• _TO DO_: Check each line of the records below and collect those that include the word "source".

+++ MATERIAL TO PROCESS

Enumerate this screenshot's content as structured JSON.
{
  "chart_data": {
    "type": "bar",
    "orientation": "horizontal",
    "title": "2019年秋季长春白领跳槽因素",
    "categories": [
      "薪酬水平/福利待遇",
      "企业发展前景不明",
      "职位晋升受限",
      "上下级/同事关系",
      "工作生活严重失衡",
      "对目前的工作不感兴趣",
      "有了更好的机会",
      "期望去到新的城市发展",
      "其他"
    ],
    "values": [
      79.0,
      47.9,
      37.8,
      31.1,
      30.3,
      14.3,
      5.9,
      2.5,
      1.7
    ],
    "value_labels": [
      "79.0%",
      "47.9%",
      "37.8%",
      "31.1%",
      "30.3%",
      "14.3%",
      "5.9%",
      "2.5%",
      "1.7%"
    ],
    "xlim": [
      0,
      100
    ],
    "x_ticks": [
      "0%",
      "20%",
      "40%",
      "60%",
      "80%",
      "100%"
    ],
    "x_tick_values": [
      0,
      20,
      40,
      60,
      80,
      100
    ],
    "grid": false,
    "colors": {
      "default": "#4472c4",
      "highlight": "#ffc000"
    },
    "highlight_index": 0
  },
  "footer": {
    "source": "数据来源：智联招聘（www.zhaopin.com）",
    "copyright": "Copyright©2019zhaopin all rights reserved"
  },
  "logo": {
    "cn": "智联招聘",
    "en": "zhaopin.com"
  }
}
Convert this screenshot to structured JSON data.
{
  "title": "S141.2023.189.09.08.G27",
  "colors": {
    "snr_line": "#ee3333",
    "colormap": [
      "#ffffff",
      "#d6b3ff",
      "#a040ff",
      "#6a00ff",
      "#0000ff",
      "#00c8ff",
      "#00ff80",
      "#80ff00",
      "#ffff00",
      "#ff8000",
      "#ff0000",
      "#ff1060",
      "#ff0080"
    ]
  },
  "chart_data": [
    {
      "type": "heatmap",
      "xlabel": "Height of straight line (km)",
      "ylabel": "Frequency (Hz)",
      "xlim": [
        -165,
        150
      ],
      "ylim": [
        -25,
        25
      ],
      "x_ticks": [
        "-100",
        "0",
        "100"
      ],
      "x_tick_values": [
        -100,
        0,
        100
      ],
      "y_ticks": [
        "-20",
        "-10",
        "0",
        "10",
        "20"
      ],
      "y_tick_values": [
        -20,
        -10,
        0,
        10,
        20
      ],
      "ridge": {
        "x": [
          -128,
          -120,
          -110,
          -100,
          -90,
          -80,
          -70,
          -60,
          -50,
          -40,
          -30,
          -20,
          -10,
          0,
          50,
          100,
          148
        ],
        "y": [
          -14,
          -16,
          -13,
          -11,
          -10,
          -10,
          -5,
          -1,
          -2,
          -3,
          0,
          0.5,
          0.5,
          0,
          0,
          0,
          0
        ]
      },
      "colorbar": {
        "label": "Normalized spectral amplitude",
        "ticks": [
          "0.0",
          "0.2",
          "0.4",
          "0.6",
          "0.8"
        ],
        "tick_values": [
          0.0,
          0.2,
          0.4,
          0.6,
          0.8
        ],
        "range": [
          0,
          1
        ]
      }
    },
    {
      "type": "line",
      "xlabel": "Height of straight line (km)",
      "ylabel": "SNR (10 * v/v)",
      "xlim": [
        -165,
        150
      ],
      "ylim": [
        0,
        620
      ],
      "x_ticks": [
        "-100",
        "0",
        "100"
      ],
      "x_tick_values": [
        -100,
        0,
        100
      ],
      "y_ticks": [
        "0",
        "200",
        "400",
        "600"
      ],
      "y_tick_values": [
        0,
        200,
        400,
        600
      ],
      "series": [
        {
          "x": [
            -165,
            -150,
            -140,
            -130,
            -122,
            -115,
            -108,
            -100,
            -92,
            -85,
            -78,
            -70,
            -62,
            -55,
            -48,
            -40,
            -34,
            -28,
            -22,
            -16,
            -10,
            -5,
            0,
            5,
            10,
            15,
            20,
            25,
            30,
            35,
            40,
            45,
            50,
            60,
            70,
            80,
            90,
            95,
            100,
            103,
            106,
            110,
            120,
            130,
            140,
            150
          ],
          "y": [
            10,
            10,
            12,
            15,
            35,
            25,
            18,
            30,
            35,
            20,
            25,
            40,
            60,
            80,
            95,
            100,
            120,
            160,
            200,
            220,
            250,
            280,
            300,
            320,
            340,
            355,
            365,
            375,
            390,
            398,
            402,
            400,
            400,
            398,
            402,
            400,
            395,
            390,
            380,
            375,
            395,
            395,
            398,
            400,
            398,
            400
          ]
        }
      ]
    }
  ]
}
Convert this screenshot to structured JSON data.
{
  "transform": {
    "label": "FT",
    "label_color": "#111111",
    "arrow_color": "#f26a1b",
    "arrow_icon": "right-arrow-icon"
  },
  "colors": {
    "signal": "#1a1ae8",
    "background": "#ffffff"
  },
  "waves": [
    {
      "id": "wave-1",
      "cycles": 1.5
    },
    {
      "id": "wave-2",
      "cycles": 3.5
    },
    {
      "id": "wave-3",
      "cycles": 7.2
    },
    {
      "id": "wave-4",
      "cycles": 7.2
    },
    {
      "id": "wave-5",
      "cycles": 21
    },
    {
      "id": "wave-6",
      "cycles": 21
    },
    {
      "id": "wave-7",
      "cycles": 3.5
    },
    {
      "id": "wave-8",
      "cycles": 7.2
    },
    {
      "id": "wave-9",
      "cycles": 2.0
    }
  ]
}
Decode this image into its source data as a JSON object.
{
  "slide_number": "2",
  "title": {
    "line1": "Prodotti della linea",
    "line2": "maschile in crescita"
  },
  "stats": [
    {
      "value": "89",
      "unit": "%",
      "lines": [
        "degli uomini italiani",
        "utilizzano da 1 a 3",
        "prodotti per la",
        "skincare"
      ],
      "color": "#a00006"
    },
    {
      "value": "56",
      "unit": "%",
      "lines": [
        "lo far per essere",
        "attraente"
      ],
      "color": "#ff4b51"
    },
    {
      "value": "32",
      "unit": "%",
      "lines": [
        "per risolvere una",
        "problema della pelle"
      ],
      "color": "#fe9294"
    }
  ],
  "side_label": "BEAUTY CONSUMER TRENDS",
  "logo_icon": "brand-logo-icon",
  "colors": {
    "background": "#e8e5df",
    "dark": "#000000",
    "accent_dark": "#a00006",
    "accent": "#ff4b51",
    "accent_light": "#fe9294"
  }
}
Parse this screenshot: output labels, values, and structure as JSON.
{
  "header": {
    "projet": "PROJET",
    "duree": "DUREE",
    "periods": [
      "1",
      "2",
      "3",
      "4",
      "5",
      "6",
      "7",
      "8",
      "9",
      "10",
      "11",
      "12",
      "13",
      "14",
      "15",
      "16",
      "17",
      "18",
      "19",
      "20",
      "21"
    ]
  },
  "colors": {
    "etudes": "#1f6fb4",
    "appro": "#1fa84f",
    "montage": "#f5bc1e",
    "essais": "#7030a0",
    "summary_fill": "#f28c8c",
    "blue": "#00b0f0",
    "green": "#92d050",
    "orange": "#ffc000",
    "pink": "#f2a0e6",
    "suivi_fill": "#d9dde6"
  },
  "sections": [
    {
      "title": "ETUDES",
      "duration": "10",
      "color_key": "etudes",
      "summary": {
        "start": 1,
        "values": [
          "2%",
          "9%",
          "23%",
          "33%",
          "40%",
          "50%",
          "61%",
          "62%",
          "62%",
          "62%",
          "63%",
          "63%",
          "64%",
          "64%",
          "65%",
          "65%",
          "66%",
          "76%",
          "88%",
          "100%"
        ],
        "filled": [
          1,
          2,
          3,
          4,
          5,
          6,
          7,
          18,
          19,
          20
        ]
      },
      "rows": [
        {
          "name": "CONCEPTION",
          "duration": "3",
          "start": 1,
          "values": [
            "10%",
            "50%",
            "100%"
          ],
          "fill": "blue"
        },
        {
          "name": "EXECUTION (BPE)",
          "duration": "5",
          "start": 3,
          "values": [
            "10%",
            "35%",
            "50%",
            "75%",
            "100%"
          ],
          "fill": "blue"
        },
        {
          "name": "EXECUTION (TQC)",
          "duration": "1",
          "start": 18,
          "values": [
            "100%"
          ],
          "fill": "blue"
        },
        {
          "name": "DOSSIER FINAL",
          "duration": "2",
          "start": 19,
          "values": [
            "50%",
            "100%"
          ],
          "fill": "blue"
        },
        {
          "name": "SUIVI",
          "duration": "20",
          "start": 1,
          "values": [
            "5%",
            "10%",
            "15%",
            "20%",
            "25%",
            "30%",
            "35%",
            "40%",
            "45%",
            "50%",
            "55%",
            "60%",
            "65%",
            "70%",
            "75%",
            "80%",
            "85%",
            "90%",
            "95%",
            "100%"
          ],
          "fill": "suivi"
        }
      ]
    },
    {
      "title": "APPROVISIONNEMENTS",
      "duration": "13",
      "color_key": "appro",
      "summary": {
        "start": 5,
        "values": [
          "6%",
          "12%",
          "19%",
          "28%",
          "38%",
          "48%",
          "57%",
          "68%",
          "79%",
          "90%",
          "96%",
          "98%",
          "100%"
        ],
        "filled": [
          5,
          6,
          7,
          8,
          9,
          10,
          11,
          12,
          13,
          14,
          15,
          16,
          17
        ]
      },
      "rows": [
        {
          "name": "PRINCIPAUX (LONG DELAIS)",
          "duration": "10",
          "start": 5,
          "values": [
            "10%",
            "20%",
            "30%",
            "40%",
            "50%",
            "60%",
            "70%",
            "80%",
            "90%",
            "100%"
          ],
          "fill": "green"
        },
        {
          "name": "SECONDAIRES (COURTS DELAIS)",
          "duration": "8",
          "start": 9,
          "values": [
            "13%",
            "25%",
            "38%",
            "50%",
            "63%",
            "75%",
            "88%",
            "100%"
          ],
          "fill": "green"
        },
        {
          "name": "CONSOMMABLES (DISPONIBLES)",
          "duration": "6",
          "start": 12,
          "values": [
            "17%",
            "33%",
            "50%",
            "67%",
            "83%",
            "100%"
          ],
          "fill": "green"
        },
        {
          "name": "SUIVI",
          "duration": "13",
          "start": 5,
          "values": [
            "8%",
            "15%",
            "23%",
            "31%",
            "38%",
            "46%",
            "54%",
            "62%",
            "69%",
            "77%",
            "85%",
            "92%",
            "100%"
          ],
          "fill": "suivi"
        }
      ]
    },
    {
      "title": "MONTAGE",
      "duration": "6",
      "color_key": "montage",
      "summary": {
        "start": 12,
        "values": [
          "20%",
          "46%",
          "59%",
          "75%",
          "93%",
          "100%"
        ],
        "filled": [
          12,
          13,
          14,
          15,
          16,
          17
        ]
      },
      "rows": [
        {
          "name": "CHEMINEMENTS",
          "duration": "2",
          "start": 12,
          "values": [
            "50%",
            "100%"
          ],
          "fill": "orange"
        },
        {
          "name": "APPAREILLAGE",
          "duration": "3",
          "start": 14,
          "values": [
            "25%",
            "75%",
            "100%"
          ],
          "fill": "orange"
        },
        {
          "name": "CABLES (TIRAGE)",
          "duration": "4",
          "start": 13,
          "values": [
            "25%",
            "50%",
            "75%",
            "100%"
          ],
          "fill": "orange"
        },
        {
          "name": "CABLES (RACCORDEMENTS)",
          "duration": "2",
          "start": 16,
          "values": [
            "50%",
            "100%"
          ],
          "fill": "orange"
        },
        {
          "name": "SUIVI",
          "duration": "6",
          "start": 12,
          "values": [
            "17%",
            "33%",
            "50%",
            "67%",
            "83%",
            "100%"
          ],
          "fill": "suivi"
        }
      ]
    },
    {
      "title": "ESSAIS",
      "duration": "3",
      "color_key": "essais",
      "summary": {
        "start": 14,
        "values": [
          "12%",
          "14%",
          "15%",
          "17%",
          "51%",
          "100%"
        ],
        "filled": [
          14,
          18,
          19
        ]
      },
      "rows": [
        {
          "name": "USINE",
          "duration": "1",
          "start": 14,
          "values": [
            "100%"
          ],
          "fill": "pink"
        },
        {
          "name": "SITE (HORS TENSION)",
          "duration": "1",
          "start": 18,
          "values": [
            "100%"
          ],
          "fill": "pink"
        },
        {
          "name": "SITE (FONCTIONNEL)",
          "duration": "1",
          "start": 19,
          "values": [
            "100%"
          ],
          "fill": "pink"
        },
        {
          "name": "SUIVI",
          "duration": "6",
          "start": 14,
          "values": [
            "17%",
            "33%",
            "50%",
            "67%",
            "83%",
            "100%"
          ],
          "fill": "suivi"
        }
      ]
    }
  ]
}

++++++

• _OUTPUT BELOW_:
    "source": "数据来源：智联招聘（www.zhaopin.com）",
Decode this image into its source data as a JSON object.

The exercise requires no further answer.